:: What you have to do ::
Work out the number of lines with the word "Pull" in the material below, then reply with that number only.

:: Data records ::
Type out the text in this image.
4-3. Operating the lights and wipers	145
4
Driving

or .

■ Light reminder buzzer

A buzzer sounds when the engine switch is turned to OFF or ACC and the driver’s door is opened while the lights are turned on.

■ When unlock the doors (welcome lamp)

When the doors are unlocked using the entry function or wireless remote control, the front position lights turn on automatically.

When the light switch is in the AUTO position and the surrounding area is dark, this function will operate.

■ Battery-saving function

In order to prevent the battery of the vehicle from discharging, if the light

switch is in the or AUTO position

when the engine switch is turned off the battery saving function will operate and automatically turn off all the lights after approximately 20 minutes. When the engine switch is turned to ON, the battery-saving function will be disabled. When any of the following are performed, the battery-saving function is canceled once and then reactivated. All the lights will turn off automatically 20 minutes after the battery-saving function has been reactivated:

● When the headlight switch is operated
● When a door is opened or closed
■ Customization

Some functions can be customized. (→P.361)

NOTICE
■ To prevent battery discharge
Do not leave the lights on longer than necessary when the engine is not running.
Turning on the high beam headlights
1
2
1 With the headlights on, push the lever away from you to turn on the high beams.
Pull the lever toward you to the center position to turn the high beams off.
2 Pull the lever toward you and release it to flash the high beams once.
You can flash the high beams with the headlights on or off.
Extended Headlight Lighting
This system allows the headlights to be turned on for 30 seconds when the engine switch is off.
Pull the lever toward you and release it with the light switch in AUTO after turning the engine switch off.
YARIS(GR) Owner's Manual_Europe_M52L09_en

:: Expected answer ::
3